→ **Task to complete**
Give back the full listing verbatim, apart from its images.

→ **Records to use**
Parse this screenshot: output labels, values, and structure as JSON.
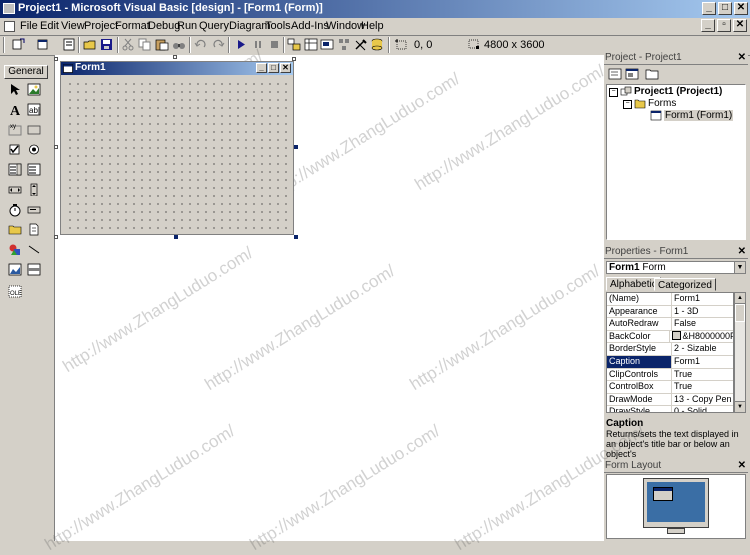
{
  "window": {
    "title": "Project1 - Microsoft Visual Basic [design] - [Form1 (Form)]"
  },
  "caption_buttons": [
    "_",
    "□",
    "✕"
  ],
  "mdi_buttons": [
    "_",
    "▫",
    "✕"
  ],
  "menu": [
    "File",
    "Edit",
    "View",
    "Project",
    "Format",
    "Debug",
    "Run",
    "Query",
    "Diagram",
    "Tools",
    "Add-Ins",
    "Window",
    "Help"
  ],
  "toolbar": {
    "position": "0, 0",
    "size": "4800 x 3600"
  },
  "toolbox": {
    "tab_label": "General"
  },
  "form": {
    "title": "Form1"
  },
  "project_panel": {
    "title": "Project - Project1",
    "tree": {
      "root": "Project1 (Project1)",
      "folder": "Forms",
      "item": "Form1 (Form1)"
    }
  },
  "properties_panel": {
    "title": "Properties - Form1",
    "object_name": "Form1",
    "object_type": "Form",
    "tabs": [
      "Alphabetic",
      "Categorized"
    ],
    "rows": [
      {
        "name": "(Name)",
        "value": "Form1"
      },
      {
        "name": "Appearance",
        "value": "1 - 3D"
      },
      {
        "name": "AutoRedraw",
        "value": "False"
      },
      {
        "name": "BackColor",
        "value": "&H8000000F"
      },
      {
        "name": "BorderStyle",
        "value": "2 - Sizable"
      },
      {
        "name": "Caption",
        "value": "Form1"
      },
      {
        "name": "ClipControls",
        "value": "True"
      },
      {
        "name": "ControlBox",
        "value": "True"
      },
      {
        "name": "DrawMode",
        "value": "13 - Copy Pen"
      },
      {
        "name": "DrawStyle",
        "value": "0 - Solid"
      }
    ],
    "selected_index": 5,
    "desc_title": "Caption",
    "desc_text": "Returns/sets the text displayed in an object's title bar or below an object's"
  },
  "layout_panel": {
    "title": "Form Layout"
  },
  "watermark": "http://www.ZhangLuduo.com/",
  "colors": {
    "title_start": "#0a246a",
    "title_end": "#a6caf0",
    "layout_screen": "#3a6ea5"
  }
}
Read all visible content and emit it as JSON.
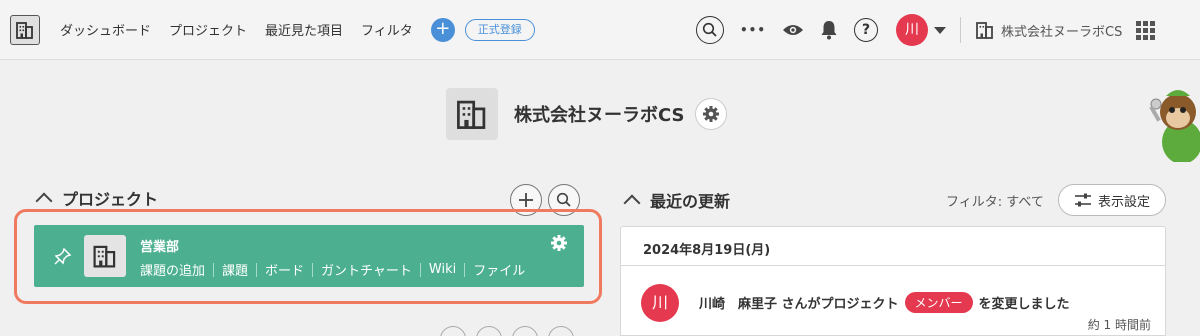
{
  "nav": {
    "items": [
      "ダッシュボード",
      "プロジェクト",
      "最近見た項目",
      "フィルタ"
    ],
    "add_label": "+",
    "register_label": "正式登録",
    "more_label": "•••",
    "user_initial": "川",
    "space_name": "株式会社ヌーラボCS"
  },
  "space": {
    "title": "株式会社ヌーラボCS"
  },
  "projects": {
    "title": "プロジェクト",
    "card": {
      "name": "営業部",
      "links": [
        "課題の追加",
        "課題",
        "ボード",
        "ガントチャート",
        "Wiki",
        "ファイル"
      ]
    }
  },
  "updates": {
    "title": "最近の更新",
    "filter": "フィルタ: すべて",
    "display_settings": "表示設定",
    "date": "2024年8月19日(月)",
    "item": {
      "avatar_initial": "川",
      "user": "川崎　麻里子 さんがプロジェクト",
      "role": "メンバー",
      "action": "を変更しました",
      "time": "約 1 時間前"
    }
  },
  "colors": {
    "accent": "#4caf8f",
    "highlight": "#f07a5f",
    "avatar": "#e53950",
    "link": "#4a90d9"
  },
  "icons": [
    "building-icon",
    "search-icon",
    "eye-icon",
    "bell-icon",
    "help-icon",
    "apps-grid-icon",
    "gear-icon",
    "pin-icon",
    "plus-icon",
    "filter-settings-icon",
    "chevron-up-icon"
  ]
}
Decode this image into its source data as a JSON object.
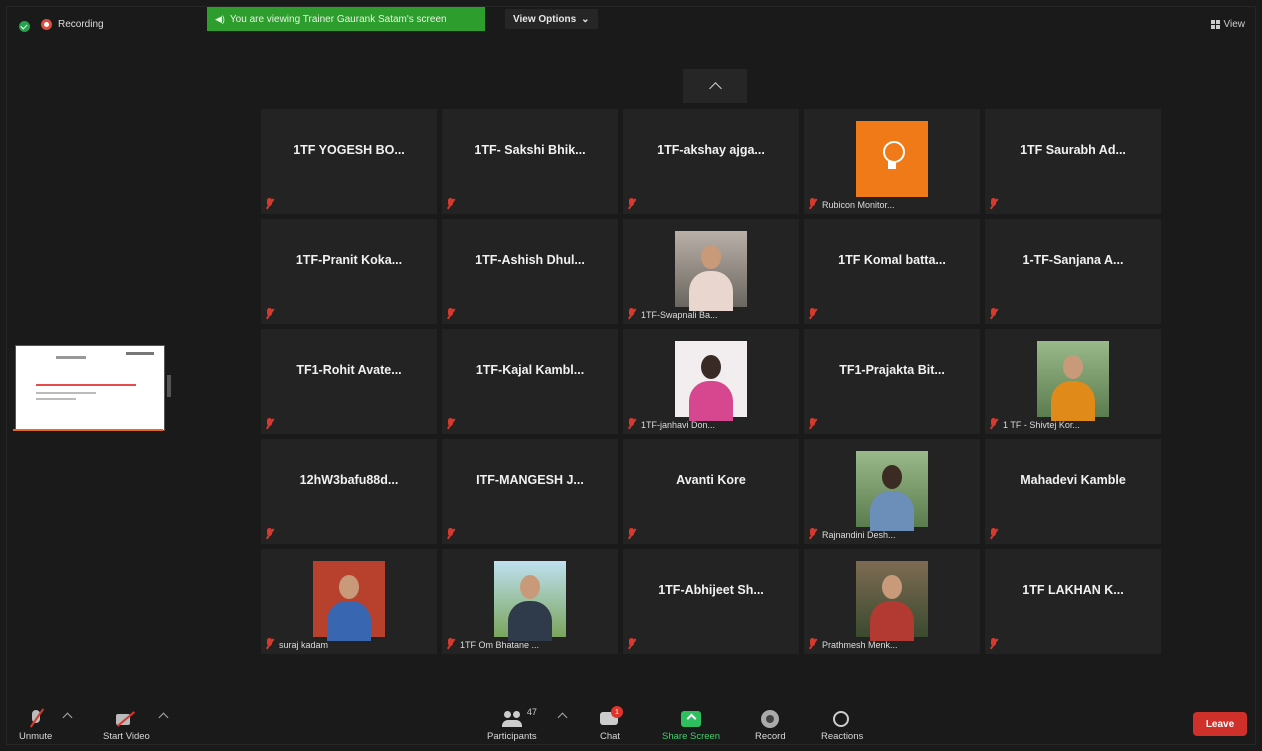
{
  "topbar": {
    "recording_label": "Recording",
    "viewing_text": "You are viewing Trainer Gaurank Satam's screen",
    "view_options_label": "View Options",
    "view_button_label": "View"
  },
  "participants": [
    {
      "name": "1TF YOGESH BO...",
      "label": ""
    },
    {
      "name": "1TF- Sakshi Bhik...",
      "label": ""
    },
    {
      "name": "1TF-akshay ajga...",
      "label": ""
    },
    {
      "name": "",
      "label": "Rubicon Monitor..."
    },
    {
      "name": "1TF Saurabh Ad...",
      "label": ""
    },
    {
      "name": "1TF-Pranit Koka...",
      "label": ""
    },
    {
      "name": "1TF-Ashish Dhul...",
      "label": ""
    },
    {
      "name": "",
      "label": "1TF-Swapnali Ba..."
    },
    {
      "name": "1TF Komal batta...",
      "label": ""
    },
    {
      "name": "1-TF-Sanjana A...",
      "label": ""
    },
    {
      "name": "TF1-Rohit Avate...",
      "label": ""
    },
    {
      "name": "1TF-Kajal Kambl...",
      "label": ""
    },
    {
      "name": "",
      "label": "1TF-janhavi Don..."
    },
    {
      "name": "TF1-Prajakta Bit...",
      "label": ""
    },
    {
      "name": "",
      "label": "1 TF - Shivtej Kor..."
    },
    {
      "name": "12hW3bafu88d...",
      "label": ""
    },
    {
      "name": "ITF-MANGESH J...",
      "label": ""
    },
    {
      "name": "Avanti Kore",
      "label": ""
    },
    {
      "name": "",
      "label": "Rajnandini Desh..."
    },
    {
      "name": "Mahadevi Kamble",
      "label": ""
    },
    {
      "name": "",
      "label": "suraj kadam"
    },
    {
      "name": "",
      "label": "1TF Om Bhatane ..."
    },
    {
      "name": "1TF-Abhijeet Sh...",
      "label": ""
    },
    {
      "name": "",
      "label": "Prathmesh Menk..."
    },
    {
      "name": "1TF LAKHAN K...",
      "label": ""
    }
  ],
  "toolbar": {
    "unmute_label": "Unmute",
    "start_video_label": "Start Video",
    "participants_label": "Participants",
    "participants_count": "47",
    "chat_label": "Chat",
    "chat_badge": "1",
    "share_screen_label": "Share Screen",
    "record_label": "Record",
    "reactions_label": "Reactions",
    "leave_label": "Leave"
  },
  "colors": {
    "background": "#1a1a1a",
    "tile": "#232323",
    "viewing_banner": "#2d9e2d",
    "leave": "#cf3029",
    "share": "#2ec05e",
    "muted": "#d63a2f"
  }
}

→ **Expected answer**
Parse this screenshot: output labels, values, and structure as JSON.
{
  "window": {
    "title": "Project1 - Microsoft Visual Basic [design] - [Form1 (Form)]"
  },
  "caption_buttons": [
    "_",
    "□",
    "✕"
  ],
  "mdi_buttons": [
    "_",
    "▫",
    "✕"
  ],
  "menu": [
    "File",
    "Edit",
    "View",
    "Project",
    "Format",
    "Debug",
    "Run",
    "Query",
    "Diagram",
    "Tools",
    "Add-Ins",
    "Window",
    "Help"
  ],
  "toolbar": {
    "position": "0, 0",
    "size": "4800 x 3600"
  },
  "toolbox": {
    "tab_label": "General"
  },
  "form": {
    "title": "Form1"
  },
  "project_panel": {
    "title": "Project - Project1",
    "tree": {
      "root": "Project1 (Project1)",
      "folder": "Forms",
      "item": "Form1 (Form1)"
    }
  },
  "properties_panel": {
    "title": "Properties - Form1",
    "object_name": "Form1",
    "object_type": "Form",
    "tabs": [
      "Alphabetic",
      "Categorized"
    ],
    "rows": [
      {
        "name": "(Name)",
        "value": "Form1"
      },
      {
        "name": "Appearance",
        "value": "1 - 3D"
      },
      {
        "name": "AutoRedraw",
        "value": "False"
      },
      {
        "name": "BackColor",
        "value": "&H8000000F"
      },
      {
        "name": "BorderStyle",
        "value": "2 - Sizable"
      },
      {
        "name": "Caption",
        "value": "Form1"
      },
      {
        "name": "ClipControls",
        "value": "True"
      },
      {
        "name": "ControlBox",
        "value": "True"
      },
      {
        "name": "DrawMode",
        "value": "13 - Copy Pen"
      },
      {
        "name": "DrawStyle",
        "value": "0 - Solid"
      }
    ],
    "selected_index": 5,
    "desc_title": "Caption",
    "desc_text": "Returns/sets the text displayed in an object's title bar or below an object's"
  },
  "layout_panel": {
    "title": "Form Layout"
  },
  "watermark": "http://www.ZhangLuduo.com/",
  "colors": {
    "title_start": "#0a246a",
    "title_end": "#a6caf0",
    "layout_screen": "#3a6ea5"
  }
}
Read all visible content and emit it as JSON.
{
  "nav": {
    "items": [
      "ダッシュボード",
      "プロジェクト",
      "最近見た項目",
      "フィルタ"
    ],
    "add_label": "+",
    "register_label": "正式登録",
    "more_label": "•••",
    "user_initial": "川",
    "space_name": "株式会社ヌーラボCS"
  },
  "space": {
    "title": "株式会社ヌーラボCS"
  },
  "projects": {
    "title": "プロジェクト",
    "card": {
      "name": "営業部",
      "links": [
        "課題の追加",
        "課題",
        "ボード",
        "ガントチャート",
        "Wiki",
        "ファイル"
      ]
    }
  },
  "updates": {
    "title": "最近の更新",
    "filter": "フィルタ: すべて",
    "display_settings": "表示設定",
    "date": "2024年8月19日(月)",
    "item": {
      "avatar_initial": "川",
      "user": "川崎　麻里子 さんがプロジェクト",
      "role": "メンバー",
      "action": "を変更しました",
      "time": "約 1 時間前"
    }
  },
  "colors": {
    "accent": "#4caf8f",
    "highlight": "#f07a5f",
    "avatar": "#e53950",
    "link": "#4a90d9"
  },
  "icons": [
    "building-icon",
    "search-icon",
    "eye-icon",
    "bell-icon",
    "help-icon",
    "apps-grid-icon",
    "gear-icon",
    "pin-icon",
    "plus-icon",
    "filter-settings-icon",
    "chevron-up-icon"
  ]
}
Decode this image into its source data as a JSON object.
{
  "topbar": {
    "recording_label": "Recording",
    "viewing_text": "You are viewing Trainer Gaurank Satam's screen",
    "view_options_label": "View Options",
    "view_button_label": "View"
  },
  "participants": [
    {
      "name": "1TF YOGESH BO...",
      "label": ""
    },
    {
      "name": "1TF- Sakshi Bhik...",
      "label": ""
    },
    {
      "name": "1TF-akshay ajga...",
      "label": ""
    },
    {
      "name": "",
      "label": "Rubicon Monitor..."
    },
    {
      "name": "1TF Saurabh Ad...",
      "label": ""
    },
    {
      "name": "1TF-Pranit Koka...",
      "label": ""
    },
    {
      "name": "1TF-Ashish Dhul...",
      "label": ""
    },
    {
      "name": "",
      "label": "1TF-Swapnali Ba..."
    },
    {
      "name": "1TF Komal batta...",
      "label": ""
    },
    {
      "name": "1-TF-Sanjana A...",
      "label": ""
    },
    {
      "name": "TF1-Rohit Avate...",
      "label": ""
    },
    {
      "name": "1TF-Kajal Kambl...",
      "label": ""
    },
    {
      "name": "",
      "label": "1TF-janhavi Don..."
    },
    {
      "name": "TF1-Prajakta Bit...",
      "label": ""
    },
    {
      "name": "",
      "label": "1 TF - Shivtej Kor..."
    },
    {
      "name": "12hW3bafu88d...",
      "label": ""
    },
    {
      "name": "ITF-MANGESH J...",
      "label": ""
    },
    {
      "name": "Avanti Kore",
      "label": ""
    },
    {
      "name": "",
      "label": "Rajnandini Desh..."
    },
    {
      "name": "Mahadevi Kamble",
      "label": ""
    },
    {
      "name": "",
      "label": "suraj kadam"
    },
    {
      "name": "",
      "label": "1TF Om Bhatane ..."
    },
    {
      "name": "1TF-Abhijeet Sh...",
      "label": ""
    },
    {
      "name": "",
      "label": "Prathmesh Menk..."
    },
    {
      "name": "1TF LAKHAN K...",
      "label": ""
    }
  ],
  "toolbar": {
    "unmute_label": "Unmute",
    "start_video_label": "Start Video",
    "participants_label": "Participants",
    "participants_count": "47",
    "chat_label": "Chat",
    "chat_badge": "1",
    "share_screen_label": "Share Screen",
    "record_label": "Record",
    "reactions_label": "Reactions",
    "leave_label": "Leave"
  },
  "colors": {
    "background": "#1a1a1a",
    "tile": "#232323",
    "viewing_banner": "#2d9e2d",
    "leave": "#cf3029",
    "share": "#2ec05e",
    "muted": "#d63a2f"
  }
}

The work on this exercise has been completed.